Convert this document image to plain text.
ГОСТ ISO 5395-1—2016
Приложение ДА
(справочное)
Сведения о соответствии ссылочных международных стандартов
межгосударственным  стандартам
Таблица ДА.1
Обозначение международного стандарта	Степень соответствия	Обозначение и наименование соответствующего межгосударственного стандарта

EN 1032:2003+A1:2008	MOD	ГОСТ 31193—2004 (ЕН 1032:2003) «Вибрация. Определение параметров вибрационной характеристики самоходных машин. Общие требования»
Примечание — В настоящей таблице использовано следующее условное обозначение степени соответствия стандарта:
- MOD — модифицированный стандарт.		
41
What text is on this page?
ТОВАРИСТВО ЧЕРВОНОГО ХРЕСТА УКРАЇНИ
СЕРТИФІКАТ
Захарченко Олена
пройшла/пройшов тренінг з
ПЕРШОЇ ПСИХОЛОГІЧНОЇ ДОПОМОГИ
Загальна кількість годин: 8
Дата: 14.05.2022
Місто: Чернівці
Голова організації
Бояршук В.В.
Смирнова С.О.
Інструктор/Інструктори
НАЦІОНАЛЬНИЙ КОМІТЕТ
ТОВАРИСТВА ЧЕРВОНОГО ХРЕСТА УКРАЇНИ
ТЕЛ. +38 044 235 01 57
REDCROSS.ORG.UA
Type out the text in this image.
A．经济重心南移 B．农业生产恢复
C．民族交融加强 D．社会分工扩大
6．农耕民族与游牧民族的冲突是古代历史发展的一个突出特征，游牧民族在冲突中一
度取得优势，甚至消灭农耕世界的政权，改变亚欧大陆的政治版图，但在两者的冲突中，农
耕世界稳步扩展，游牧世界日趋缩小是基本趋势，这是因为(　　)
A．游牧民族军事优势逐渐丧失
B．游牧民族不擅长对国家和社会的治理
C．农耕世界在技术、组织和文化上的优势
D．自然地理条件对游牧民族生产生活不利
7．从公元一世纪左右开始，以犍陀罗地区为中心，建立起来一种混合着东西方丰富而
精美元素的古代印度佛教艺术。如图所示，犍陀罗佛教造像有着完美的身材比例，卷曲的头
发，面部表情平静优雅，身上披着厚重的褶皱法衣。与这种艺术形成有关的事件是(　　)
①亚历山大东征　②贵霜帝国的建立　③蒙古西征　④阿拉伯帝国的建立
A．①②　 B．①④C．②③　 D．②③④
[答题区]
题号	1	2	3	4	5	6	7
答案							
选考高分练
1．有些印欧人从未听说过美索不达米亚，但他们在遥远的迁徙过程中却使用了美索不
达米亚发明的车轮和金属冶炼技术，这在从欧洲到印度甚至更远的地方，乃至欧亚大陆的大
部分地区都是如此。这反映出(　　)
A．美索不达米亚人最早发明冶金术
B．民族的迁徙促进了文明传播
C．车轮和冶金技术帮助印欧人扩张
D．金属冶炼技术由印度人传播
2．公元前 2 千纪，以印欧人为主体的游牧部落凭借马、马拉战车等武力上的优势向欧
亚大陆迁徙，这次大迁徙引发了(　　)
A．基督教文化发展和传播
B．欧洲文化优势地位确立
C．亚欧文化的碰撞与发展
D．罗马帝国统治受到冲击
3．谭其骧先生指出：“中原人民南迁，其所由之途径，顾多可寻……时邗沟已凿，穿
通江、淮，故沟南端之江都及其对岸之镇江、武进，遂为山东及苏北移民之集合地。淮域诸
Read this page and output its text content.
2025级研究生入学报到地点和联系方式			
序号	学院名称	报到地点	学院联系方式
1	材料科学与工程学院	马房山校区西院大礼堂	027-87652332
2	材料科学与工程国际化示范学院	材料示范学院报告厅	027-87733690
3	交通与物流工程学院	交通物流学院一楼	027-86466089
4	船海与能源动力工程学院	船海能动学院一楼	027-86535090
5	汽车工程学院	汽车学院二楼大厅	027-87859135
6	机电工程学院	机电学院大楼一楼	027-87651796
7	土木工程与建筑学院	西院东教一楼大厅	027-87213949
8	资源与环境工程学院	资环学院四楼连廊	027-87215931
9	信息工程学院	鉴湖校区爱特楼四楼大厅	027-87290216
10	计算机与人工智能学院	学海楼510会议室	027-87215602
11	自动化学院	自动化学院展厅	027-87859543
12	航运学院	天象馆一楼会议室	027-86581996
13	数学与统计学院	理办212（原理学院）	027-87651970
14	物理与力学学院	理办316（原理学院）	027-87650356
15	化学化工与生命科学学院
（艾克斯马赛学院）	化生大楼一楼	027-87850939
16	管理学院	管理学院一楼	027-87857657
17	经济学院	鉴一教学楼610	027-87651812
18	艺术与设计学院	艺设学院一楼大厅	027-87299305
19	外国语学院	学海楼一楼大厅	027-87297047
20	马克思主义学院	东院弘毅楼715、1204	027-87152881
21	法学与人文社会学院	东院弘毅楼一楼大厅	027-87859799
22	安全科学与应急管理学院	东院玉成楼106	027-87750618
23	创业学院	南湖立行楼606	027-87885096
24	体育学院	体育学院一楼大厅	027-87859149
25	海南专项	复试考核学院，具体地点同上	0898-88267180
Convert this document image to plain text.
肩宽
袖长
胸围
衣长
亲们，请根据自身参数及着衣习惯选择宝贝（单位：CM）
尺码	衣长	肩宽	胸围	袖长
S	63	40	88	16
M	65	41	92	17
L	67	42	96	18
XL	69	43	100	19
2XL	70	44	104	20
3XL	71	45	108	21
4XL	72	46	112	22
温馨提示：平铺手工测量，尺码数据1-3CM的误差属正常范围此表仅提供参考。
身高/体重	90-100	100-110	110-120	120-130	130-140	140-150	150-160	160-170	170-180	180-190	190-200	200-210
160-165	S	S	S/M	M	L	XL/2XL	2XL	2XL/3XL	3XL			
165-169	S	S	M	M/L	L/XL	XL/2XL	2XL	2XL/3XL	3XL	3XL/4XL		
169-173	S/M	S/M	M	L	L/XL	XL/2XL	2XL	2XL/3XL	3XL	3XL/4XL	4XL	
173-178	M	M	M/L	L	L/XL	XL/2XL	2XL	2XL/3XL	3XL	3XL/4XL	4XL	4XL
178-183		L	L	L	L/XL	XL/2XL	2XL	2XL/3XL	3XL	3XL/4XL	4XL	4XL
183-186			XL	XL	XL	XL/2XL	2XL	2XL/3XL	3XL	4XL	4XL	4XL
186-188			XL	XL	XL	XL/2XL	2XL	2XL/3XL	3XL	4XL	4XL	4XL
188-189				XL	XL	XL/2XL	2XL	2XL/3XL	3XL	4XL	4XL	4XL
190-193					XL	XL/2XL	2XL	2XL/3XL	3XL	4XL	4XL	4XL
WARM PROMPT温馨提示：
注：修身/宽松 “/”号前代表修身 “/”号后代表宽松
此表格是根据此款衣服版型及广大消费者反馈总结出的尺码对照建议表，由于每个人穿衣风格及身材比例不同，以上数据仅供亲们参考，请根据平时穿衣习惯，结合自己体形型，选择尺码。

* * * *

• [Task brief]: Reproduce each line from the records that contains the word "УКРАЇНИ".

• [Exercise solution]:
ТОВАРИСТВО ЧЕРВОНОГО ХРЕСТА УКРАЇНИ
ТОВАРИСТВА ЧЕРВОНОГО ХРЕСТА УКРАЇНИ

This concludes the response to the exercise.